◆ Exercise prompt
Go through the entries below and return every line that contains "temperatures".

◆ Data records
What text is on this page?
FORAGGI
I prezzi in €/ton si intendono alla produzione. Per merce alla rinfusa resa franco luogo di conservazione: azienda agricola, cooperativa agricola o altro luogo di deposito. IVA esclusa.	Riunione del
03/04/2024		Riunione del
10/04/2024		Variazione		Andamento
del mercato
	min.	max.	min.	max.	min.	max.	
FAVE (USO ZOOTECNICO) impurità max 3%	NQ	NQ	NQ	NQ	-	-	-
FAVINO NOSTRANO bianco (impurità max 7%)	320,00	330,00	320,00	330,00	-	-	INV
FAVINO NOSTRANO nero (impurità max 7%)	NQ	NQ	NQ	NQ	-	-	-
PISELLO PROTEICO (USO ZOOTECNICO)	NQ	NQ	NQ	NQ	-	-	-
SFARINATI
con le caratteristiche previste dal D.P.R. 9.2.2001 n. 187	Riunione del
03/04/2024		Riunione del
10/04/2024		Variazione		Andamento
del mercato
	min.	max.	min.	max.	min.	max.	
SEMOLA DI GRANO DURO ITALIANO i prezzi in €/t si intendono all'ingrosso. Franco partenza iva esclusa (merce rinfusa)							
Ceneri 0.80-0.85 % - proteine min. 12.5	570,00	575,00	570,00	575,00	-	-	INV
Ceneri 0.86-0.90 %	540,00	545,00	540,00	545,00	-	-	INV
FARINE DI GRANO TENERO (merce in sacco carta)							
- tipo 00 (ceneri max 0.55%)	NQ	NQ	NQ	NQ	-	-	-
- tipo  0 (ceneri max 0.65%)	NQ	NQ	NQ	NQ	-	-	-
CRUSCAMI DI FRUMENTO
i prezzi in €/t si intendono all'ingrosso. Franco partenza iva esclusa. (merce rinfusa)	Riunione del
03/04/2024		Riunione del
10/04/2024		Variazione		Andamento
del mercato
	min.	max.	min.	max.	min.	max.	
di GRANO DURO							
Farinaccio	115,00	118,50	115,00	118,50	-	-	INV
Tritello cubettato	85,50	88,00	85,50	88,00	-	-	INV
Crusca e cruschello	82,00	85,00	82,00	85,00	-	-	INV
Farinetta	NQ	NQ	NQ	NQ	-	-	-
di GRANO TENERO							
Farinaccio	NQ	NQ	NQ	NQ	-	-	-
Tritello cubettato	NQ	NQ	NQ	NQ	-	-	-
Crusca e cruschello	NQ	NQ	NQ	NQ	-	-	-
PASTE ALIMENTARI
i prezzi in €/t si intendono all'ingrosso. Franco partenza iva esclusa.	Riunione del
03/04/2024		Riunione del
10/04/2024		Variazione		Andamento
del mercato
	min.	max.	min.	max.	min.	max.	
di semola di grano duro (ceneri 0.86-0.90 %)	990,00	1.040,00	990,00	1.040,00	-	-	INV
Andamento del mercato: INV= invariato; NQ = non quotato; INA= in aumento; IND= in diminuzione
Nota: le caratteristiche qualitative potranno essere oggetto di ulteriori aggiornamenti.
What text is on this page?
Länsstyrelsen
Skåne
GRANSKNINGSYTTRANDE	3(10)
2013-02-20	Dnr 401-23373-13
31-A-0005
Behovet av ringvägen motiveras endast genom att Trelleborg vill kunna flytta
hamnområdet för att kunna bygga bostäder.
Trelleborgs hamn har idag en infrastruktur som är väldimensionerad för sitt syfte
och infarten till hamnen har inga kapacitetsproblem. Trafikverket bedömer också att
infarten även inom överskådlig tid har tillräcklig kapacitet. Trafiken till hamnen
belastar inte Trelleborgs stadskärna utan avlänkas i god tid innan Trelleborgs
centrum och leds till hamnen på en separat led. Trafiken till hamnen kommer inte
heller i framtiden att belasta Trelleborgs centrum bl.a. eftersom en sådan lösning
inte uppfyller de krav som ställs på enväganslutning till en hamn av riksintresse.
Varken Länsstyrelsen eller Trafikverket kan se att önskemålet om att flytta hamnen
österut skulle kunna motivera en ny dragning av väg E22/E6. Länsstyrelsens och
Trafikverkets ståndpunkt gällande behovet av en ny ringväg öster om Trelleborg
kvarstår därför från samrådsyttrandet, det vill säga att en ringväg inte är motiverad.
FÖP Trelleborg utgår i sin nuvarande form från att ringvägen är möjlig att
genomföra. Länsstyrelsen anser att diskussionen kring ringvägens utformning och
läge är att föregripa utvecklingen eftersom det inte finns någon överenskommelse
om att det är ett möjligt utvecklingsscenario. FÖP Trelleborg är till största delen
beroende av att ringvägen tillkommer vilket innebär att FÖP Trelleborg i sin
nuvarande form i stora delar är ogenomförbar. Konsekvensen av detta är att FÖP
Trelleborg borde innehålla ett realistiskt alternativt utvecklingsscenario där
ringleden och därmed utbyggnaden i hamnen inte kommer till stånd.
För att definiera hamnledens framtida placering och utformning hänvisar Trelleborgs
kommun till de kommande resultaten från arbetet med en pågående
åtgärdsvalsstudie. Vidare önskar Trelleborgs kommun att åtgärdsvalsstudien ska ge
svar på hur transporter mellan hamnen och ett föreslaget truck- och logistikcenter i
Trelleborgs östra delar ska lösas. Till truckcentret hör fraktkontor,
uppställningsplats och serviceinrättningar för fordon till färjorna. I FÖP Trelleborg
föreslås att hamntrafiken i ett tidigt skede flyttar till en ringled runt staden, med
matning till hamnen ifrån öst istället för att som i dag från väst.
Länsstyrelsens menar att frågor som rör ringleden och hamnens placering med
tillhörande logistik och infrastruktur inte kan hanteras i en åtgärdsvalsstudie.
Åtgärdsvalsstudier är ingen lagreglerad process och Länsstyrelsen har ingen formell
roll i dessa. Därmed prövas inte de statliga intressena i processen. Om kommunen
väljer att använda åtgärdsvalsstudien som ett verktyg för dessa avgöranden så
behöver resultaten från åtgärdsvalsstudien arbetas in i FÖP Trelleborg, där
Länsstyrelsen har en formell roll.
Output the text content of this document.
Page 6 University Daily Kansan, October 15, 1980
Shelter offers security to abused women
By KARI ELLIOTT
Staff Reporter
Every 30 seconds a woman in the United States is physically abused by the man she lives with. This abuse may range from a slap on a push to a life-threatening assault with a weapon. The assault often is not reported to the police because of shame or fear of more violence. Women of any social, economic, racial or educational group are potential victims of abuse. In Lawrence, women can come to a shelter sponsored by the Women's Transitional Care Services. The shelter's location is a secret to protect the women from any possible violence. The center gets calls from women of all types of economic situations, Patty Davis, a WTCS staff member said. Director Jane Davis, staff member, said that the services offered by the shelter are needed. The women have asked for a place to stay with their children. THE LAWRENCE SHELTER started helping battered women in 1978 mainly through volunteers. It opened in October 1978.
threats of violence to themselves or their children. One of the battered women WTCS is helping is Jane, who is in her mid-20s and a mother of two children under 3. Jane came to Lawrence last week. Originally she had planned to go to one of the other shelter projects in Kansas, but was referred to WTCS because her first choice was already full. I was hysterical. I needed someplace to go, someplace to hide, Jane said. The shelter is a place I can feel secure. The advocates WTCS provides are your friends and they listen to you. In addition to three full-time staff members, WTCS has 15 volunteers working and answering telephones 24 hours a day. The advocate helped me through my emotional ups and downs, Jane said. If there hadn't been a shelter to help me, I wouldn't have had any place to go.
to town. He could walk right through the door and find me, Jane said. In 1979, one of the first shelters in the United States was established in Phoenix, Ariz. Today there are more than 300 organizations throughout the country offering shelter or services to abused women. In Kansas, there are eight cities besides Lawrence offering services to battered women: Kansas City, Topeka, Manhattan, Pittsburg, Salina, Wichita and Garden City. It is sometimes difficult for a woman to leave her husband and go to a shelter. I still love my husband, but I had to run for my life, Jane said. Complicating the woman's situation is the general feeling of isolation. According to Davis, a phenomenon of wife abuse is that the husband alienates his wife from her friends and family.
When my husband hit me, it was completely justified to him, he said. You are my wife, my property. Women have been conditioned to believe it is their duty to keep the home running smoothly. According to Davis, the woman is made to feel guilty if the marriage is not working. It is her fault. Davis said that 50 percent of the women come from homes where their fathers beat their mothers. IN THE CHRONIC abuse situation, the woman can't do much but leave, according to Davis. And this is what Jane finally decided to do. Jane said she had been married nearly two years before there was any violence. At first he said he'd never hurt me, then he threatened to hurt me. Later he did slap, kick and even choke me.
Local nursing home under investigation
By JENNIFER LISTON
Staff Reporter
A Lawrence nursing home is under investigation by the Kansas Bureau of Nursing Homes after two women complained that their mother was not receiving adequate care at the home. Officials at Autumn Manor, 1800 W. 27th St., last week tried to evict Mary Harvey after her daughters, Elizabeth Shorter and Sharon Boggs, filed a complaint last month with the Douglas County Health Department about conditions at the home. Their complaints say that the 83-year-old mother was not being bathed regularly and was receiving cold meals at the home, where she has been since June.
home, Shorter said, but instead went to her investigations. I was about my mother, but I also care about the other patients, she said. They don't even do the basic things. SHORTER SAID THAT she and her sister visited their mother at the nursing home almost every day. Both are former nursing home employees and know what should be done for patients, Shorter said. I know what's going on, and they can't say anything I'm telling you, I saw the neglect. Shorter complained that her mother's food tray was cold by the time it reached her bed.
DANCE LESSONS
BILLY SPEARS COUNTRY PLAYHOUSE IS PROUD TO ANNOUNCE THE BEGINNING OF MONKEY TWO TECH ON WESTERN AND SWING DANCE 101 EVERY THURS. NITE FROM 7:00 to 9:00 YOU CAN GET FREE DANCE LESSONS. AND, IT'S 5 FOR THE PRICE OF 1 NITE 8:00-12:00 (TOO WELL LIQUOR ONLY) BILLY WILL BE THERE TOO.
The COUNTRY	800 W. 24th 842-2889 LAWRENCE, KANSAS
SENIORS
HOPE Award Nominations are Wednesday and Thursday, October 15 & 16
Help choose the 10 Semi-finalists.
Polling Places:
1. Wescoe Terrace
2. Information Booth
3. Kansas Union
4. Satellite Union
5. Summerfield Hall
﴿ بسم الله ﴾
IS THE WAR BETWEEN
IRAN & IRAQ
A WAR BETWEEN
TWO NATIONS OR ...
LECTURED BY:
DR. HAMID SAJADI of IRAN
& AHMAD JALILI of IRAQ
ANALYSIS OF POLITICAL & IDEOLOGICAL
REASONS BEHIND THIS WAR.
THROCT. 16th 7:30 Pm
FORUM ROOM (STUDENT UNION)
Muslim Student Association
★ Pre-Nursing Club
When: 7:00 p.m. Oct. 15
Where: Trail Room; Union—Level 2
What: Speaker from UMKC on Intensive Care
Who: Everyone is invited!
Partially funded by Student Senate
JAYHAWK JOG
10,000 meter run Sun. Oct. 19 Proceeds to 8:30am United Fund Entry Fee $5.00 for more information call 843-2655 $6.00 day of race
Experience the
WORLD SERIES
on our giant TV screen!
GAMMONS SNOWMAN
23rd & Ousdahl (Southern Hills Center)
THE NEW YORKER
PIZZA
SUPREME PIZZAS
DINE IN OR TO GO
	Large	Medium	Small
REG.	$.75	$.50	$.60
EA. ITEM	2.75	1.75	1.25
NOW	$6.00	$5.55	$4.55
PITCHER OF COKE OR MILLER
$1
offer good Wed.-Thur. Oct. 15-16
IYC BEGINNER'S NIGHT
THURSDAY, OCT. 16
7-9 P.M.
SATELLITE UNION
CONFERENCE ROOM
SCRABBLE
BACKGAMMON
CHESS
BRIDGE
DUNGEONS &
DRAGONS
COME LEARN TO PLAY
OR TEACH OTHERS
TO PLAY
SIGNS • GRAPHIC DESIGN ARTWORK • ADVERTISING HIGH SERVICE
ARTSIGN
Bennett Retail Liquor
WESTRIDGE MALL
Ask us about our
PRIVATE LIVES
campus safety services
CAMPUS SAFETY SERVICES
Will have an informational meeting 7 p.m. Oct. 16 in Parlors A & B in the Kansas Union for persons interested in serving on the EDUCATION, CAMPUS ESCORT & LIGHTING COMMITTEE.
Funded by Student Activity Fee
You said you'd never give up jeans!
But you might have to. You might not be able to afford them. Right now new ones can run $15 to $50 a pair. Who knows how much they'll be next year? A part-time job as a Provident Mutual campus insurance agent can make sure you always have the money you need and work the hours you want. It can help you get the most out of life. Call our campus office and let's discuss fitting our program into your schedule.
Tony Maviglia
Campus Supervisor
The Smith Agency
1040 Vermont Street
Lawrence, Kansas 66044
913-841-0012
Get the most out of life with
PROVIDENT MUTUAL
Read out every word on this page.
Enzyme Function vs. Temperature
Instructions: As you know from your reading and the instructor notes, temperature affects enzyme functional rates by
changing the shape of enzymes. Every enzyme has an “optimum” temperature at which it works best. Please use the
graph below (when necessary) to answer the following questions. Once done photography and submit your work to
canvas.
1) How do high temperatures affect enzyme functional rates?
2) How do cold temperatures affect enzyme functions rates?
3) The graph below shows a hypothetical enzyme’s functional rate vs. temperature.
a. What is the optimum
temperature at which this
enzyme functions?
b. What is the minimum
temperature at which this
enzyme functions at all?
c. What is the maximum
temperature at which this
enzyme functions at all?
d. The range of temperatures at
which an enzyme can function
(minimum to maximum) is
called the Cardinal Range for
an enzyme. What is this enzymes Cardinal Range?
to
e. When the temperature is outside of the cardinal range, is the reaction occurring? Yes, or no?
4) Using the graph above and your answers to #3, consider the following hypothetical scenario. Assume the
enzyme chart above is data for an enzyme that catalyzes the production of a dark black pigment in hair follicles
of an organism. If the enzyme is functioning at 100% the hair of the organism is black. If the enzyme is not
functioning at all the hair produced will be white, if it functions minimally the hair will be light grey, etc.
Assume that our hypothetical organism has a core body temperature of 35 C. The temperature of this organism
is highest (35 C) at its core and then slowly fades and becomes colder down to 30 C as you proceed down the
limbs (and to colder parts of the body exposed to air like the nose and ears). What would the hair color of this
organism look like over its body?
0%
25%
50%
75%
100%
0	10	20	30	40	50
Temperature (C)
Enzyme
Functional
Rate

◆ Task answer
1) How do high temperatures affect enzyme functional rates?
2) How do cold temperatures affect enzyme functions rates?
d. The range of temperatures at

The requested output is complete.